#### [TASK DESCRIPTION]
List each line of the data that holds the string "JSON", please.

#### [RECORDS SHOWN]
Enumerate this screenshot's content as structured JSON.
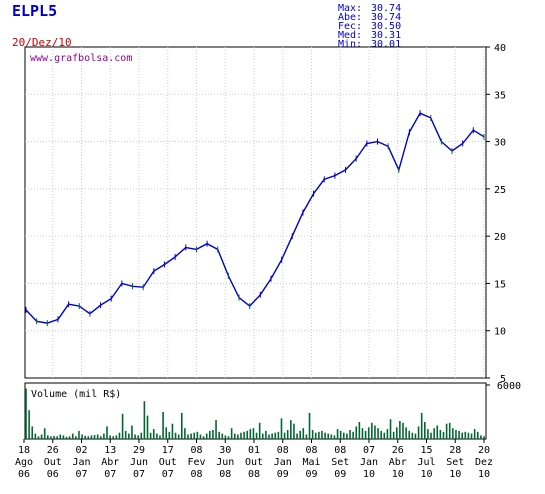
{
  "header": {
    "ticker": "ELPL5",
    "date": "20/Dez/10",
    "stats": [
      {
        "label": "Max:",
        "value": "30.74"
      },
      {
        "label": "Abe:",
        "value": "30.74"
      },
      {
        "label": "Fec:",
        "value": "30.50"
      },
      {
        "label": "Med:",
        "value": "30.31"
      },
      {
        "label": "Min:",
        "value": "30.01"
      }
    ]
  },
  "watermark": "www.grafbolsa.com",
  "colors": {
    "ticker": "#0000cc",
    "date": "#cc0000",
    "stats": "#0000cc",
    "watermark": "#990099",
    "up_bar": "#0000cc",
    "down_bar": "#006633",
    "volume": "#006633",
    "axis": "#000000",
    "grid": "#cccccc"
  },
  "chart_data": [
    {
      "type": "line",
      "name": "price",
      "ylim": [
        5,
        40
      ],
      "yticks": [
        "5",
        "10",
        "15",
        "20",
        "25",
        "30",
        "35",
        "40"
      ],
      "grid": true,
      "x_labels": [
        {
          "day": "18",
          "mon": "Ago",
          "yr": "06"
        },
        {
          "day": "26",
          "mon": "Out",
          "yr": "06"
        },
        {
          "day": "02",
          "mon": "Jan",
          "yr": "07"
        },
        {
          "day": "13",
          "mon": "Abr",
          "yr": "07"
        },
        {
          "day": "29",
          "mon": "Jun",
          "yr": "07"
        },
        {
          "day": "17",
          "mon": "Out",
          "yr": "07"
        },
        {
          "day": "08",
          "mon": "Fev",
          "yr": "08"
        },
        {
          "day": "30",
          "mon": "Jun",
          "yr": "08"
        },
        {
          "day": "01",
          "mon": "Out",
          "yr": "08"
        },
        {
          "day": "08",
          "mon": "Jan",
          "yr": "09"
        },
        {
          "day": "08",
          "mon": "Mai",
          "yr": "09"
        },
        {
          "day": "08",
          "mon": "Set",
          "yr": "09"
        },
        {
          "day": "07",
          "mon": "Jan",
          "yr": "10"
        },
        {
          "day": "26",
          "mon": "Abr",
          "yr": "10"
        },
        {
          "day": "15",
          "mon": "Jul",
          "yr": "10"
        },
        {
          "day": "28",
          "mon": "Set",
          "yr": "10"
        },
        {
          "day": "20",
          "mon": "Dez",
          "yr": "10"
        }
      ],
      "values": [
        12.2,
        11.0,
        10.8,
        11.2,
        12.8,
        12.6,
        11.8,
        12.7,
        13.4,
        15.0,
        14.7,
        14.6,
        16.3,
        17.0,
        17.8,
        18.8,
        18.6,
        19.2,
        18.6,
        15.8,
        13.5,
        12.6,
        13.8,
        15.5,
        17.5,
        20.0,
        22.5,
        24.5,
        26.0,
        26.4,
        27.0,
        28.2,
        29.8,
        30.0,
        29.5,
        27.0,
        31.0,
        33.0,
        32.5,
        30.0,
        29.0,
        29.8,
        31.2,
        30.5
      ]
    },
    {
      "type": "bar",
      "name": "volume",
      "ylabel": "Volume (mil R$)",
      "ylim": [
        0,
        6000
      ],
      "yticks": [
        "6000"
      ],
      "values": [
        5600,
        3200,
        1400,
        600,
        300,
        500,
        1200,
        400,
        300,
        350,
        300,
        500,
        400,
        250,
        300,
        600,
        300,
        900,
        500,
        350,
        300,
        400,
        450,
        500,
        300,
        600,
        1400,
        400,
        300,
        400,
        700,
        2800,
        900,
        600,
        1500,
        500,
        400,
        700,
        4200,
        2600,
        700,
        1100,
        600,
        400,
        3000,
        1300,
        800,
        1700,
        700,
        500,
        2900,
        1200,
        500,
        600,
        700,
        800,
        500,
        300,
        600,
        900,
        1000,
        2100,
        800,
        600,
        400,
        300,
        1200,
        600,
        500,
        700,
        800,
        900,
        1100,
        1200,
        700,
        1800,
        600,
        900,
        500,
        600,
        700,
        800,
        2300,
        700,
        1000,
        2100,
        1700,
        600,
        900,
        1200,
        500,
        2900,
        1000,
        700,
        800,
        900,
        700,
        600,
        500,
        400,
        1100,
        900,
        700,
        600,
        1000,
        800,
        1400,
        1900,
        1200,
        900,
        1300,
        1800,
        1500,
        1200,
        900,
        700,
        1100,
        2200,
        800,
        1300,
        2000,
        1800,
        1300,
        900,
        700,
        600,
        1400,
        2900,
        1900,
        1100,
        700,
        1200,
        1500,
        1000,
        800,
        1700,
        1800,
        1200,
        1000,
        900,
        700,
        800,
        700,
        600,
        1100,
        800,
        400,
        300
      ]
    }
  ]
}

--

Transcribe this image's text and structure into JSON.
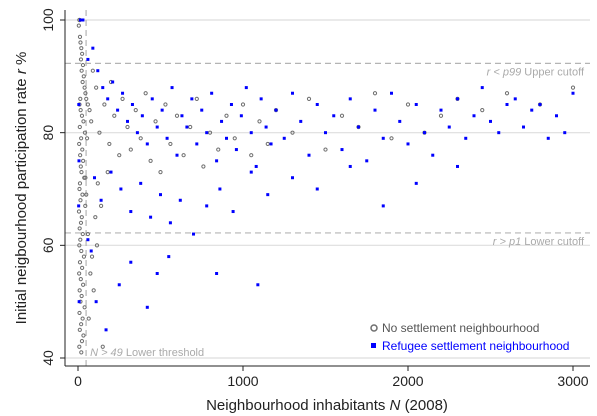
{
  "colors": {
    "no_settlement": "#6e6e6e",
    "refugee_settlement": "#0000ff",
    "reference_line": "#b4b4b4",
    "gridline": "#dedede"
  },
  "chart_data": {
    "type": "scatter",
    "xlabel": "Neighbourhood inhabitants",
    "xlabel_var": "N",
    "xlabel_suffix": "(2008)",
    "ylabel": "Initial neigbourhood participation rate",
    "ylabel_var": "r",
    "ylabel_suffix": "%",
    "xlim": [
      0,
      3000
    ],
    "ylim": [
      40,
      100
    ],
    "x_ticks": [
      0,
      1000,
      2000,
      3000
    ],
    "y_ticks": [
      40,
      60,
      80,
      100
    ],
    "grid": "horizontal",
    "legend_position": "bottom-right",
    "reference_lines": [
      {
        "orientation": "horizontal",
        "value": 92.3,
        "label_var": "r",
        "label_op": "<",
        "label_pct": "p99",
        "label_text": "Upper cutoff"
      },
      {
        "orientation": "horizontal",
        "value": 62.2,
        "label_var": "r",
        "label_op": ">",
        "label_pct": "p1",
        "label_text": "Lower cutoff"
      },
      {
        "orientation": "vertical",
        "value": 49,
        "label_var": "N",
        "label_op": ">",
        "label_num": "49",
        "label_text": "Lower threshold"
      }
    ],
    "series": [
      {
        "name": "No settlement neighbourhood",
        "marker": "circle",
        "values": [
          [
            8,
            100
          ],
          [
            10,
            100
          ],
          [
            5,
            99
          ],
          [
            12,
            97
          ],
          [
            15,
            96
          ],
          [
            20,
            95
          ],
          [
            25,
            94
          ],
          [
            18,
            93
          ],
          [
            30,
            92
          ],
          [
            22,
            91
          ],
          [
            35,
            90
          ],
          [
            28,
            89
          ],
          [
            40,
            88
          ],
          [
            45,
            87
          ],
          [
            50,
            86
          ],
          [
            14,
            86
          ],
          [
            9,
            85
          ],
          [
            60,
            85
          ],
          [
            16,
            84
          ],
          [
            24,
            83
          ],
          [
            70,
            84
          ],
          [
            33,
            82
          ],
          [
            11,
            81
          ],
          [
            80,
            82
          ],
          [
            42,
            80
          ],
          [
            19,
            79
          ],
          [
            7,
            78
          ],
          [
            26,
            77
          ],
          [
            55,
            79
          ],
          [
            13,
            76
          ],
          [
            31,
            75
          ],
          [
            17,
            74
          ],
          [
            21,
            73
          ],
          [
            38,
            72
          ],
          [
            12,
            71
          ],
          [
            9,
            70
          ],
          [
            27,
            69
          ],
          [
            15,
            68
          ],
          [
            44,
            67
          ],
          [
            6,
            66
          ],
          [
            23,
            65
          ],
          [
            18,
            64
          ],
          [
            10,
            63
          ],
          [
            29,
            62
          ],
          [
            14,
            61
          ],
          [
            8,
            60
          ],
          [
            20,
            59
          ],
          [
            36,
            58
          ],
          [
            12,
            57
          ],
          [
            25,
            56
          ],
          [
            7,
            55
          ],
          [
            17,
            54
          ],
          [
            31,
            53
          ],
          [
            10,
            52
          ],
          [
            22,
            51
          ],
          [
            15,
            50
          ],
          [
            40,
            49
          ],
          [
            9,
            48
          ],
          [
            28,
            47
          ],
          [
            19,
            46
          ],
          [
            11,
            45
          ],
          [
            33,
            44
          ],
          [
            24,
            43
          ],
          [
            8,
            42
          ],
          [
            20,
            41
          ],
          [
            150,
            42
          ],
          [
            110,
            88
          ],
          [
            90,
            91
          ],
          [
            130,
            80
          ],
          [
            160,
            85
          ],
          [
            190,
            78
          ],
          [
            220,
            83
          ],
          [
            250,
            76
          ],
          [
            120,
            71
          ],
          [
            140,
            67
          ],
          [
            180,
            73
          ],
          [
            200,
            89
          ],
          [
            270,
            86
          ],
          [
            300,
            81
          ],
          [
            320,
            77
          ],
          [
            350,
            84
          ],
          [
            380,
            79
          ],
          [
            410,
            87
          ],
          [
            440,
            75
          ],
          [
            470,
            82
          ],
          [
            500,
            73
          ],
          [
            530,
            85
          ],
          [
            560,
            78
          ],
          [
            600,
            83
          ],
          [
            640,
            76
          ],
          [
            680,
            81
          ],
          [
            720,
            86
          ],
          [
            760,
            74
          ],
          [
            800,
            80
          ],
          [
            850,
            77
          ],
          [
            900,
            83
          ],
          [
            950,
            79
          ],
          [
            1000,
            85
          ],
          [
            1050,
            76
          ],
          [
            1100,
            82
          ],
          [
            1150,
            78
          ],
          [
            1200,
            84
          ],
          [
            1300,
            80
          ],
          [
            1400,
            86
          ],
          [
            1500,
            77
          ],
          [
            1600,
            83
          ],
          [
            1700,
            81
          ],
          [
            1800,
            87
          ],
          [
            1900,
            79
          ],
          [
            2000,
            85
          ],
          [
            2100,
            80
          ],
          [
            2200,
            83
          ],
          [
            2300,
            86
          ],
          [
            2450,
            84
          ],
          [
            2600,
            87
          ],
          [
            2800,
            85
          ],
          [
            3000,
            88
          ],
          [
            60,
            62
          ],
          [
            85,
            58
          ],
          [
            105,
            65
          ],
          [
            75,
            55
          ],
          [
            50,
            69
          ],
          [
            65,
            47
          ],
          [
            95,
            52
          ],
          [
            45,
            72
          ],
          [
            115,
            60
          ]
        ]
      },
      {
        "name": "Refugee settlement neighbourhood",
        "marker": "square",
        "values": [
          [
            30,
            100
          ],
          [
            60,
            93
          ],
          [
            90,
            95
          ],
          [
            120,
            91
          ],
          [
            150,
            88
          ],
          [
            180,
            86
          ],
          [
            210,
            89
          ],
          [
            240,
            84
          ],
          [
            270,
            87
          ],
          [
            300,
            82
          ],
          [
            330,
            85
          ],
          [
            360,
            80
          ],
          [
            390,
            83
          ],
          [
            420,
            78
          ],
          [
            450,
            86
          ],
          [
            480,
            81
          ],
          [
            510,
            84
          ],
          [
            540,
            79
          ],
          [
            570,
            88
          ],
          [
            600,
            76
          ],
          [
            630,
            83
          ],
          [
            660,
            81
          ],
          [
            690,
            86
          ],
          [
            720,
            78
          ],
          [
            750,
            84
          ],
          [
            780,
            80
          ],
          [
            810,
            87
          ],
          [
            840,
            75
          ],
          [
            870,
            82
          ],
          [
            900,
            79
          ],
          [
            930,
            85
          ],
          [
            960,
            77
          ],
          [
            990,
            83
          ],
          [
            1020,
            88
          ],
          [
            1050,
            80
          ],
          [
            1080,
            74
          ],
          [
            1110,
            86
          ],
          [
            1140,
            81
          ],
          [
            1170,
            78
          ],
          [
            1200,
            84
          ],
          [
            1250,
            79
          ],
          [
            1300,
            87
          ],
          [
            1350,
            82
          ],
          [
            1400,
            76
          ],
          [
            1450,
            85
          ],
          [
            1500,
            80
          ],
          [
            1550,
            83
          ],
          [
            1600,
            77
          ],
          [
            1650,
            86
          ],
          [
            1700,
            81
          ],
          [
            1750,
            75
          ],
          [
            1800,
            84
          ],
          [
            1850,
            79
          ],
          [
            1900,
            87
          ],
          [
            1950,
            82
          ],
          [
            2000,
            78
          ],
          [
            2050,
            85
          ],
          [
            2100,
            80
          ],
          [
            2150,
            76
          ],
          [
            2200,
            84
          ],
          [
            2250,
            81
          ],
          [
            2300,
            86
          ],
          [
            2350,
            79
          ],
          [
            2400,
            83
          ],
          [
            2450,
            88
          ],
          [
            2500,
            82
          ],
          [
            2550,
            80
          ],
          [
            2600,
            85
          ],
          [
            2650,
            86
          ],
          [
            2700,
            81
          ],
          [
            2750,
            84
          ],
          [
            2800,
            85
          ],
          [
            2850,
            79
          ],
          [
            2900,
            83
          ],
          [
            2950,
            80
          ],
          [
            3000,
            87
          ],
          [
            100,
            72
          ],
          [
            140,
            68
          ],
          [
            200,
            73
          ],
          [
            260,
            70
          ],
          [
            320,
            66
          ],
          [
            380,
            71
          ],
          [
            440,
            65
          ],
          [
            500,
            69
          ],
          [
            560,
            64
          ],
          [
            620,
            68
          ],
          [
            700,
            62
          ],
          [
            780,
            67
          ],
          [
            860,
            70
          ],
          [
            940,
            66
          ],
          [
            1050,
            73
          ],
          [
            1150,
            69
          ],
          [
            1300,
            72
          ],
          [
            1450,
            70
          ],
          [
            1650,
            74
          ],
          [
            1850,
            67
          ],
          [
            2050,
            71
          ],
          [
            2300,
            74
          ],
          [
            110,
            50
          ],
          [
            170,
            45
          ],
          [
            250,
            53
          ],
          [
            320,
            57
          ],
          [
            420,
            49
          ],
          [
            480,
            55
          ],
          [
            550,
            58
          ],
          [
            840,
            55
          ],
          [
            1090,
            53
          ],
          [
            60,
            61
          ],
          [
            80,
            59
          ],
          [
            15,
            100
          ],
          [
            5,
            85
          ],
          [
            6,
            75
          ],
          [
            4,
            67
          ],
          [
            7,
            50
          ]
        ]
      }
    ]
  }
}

#### [RESPONSE TO THE EXERCISE]
Enumerate this screenshot's content as structured JSON.
Transcribe this image's text and structure into JSON.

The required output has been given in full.